• **What you should do**
Copy out each line featuring the string "Loss" from the entries beneath.

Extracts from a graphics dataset
---

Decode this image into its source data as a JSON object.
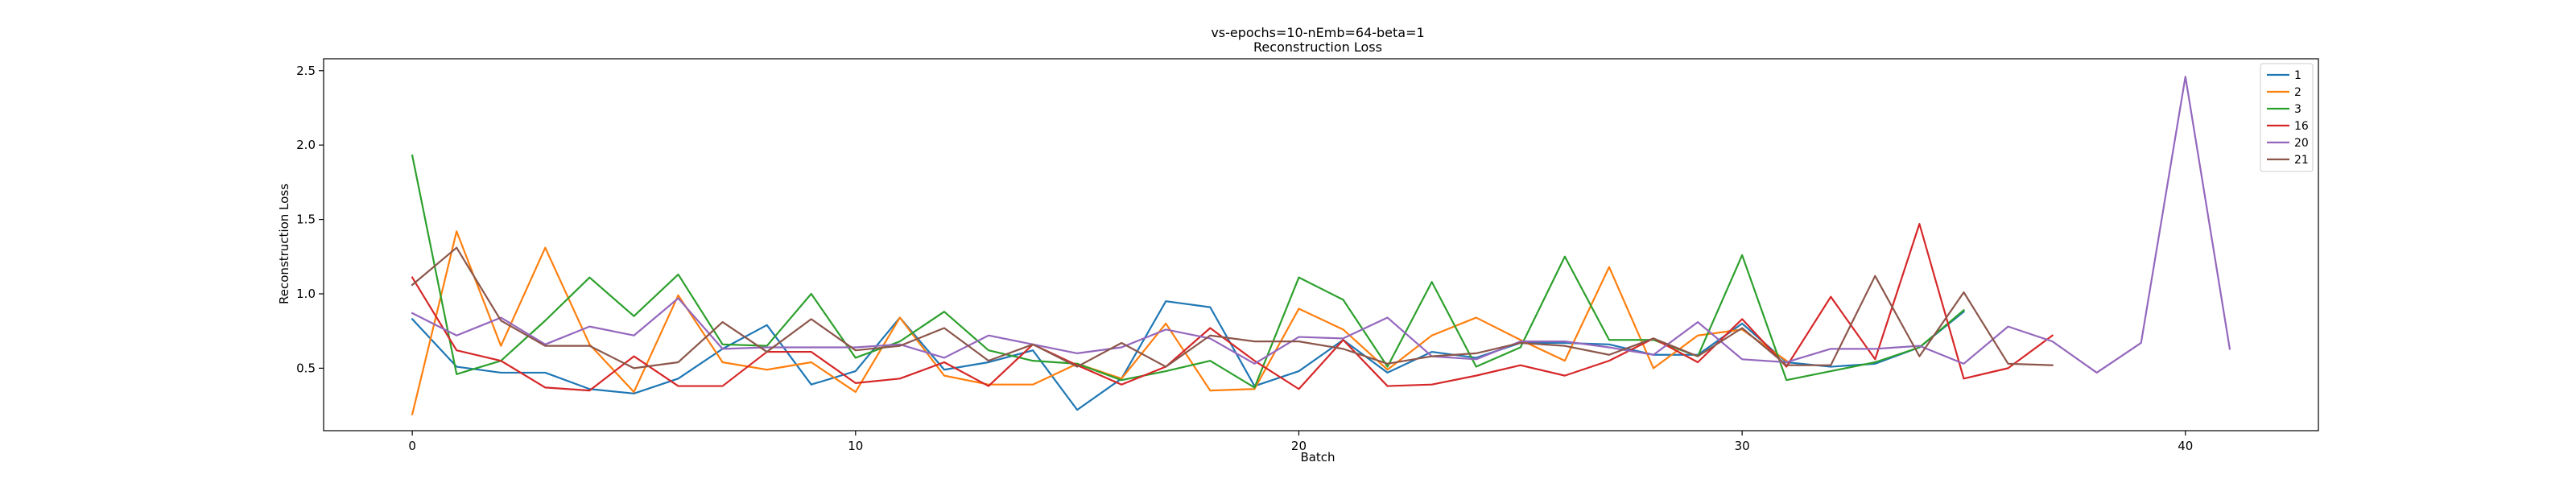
{
  "chart_data": {
    "type": "line",
    "title": "vs-epochs=10-nEmb=64-beta=1",
    "subtitle": "Reconstruction Loss",
    "xlabel": "Batch",
    "ylabel": "Reconstruction Loss",
    "xlim": [
      -2,
      43
    ],
    "ylim": [
      0.08,
      2.58
    ],
    "xticks": [
      0,
      10,
      20,
      30,
      40
    ],
    "yticks": [
      0.5,
      1.0,
      1.5,
      2.0,
      2.5
    ],
    "ytick_labels": [
      "0.5",
      "1.0",
      "1.5",
      "2.0",
      "2.5"
    ],
    "legend_position": "top-right",
    "grid": false,
    "series": [
      {
        "name": "1",
        "color": "#1f77b4",
        "values": [
          0.83,
          0.51,
          0.47,
          0.47,
          0.36,
          0.33,
          0.43,
          0.63,
          0.79,
          0.39,
          0.48,
          0.84,
          0.49,
          0.54,
          0.62,
          0.22,
          0.43,
          0.95,
          0.91,
          0.38,
          0.48,
          0.69,
          0.47,
          0.61,
          0.57,
          0.67,
          0.67,
          0.66,
          0.59,
          0.59,
          0.8,
          0.54,
          0.51,
          0.53,
          0.64,
          0.88
        ]
      },
      {
        "name": "2",
        "color": "#ff7f0e",
        "values": [
          0.19,
          1.42,
          0.65,
          1.31,
          0.66,
          0.34,
          0.99,
          0.54,
          0.49,
          0.54,
          0.34,
          0.84,
          0.45,
          0.39,
          0.39,
          0.53,
          0.43,
          0.8,
          0.35,
          0.36,
          0.9,
          0.76,
          0.49,
          0.72,
          0.84,
          0.69,
          0.55,
          1.18,
          0.5,
          0.72,
          0.76,
          0.55
        ]
      },
      {
        "name": "3",
        "color": "#2ca02c",
        "values": [
          1.93,
          0.46,
          0.55,
          0.82,
          1.11,
          0.85,
          1.13,
          0.66,
          0.65,
          1.0,
          0.57,
          0.68,
          0.88,
          0.62,
          0.55,
          0.53,
          0.42,
          0.48,
          0.55,
          0.37,
          1.11,
          0.96,
          0.51,
          1.08,
          0.51,
          0.64,
          1.25,
          0.69,
          0.69,
          0.58,
          1.26,
          0.42,
          0.48,
          0.54,
          0.64,
          0.89
        ]
      },
      {
        "name": "16",
        "color": "#d62728",
        "values": [
          1.11,
          0.62,
          0.55,
          0.37,
          0.35,
          0.58,
          0.38,
          0.38,
          0.61,
          0.61,
          0.4,
          0.43,
          0.54,
          0.38,
          0.66,
          0.52,
          0.39,
          0.51,
          0.77,
          0.55,
          0.36,
          0.69,
          0.38,
          0.39,
          0.45,
          0.52,
          0.45,
          0.55,
          0.7,
          0.54,
          0.83,
          0.51,
          0.98,
          0.56,
          1.47,
          0.43,
          0.5,
          0.72
        ]
      },
      {
        "name": "20",
        "color": "#9467bd",
        "values": [
          0.87,
          0.72,
          0.84,
          0.66,
          0.78,
          0.72,
          0.97,
          0.63,
          0.64,
          0.64,
          0.64,
          0.66,
          0.57,
          0.72,
          0.66,
          0.6,
          0.64,
          0.76,
          0.7,
          0.53,
          0.71,
          0.7,
          0.84,
          0.58,
          0.56,
          0.68,
          0.68,
          0.64,
          0.59,
          0.81,
          0.56,
          0.54,
          0.63,
          0.63,
          0.65,
          0.53,
          0.78,
          0.68,
          0.47,
          0.67,
          2.46,
          0.63
        ]
      },
      {
        "name": "21",
        "color": "#8c564b",
        "values": [
          1.06,
          1.31,
          0.82,
          0.65,
          0.65,
          0.5,
          0.54,
          0.81,
          0.61,
          0.83,
          0.62,
          0.65,
          0.77,
          0.55,
          0.66,
          0.51,
          0.67,
          0.51,
          0.72,
          0.68,
          0.68,
          0.63,
          0.53,
          0.58,
          0.6,
          0.67,
          0.65,
          0.59,
          0.7,
          0.58,
          0.77,
          0.52,
          0.52,
          1.12,
          0.58,
          1.01,
          0.53,
          0.52
        ]
      }
    ]
  }
}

---

• **Response below**
    "subtitle": "Reconstruction Loss",
    "ylabel": "Reconstruction Loss",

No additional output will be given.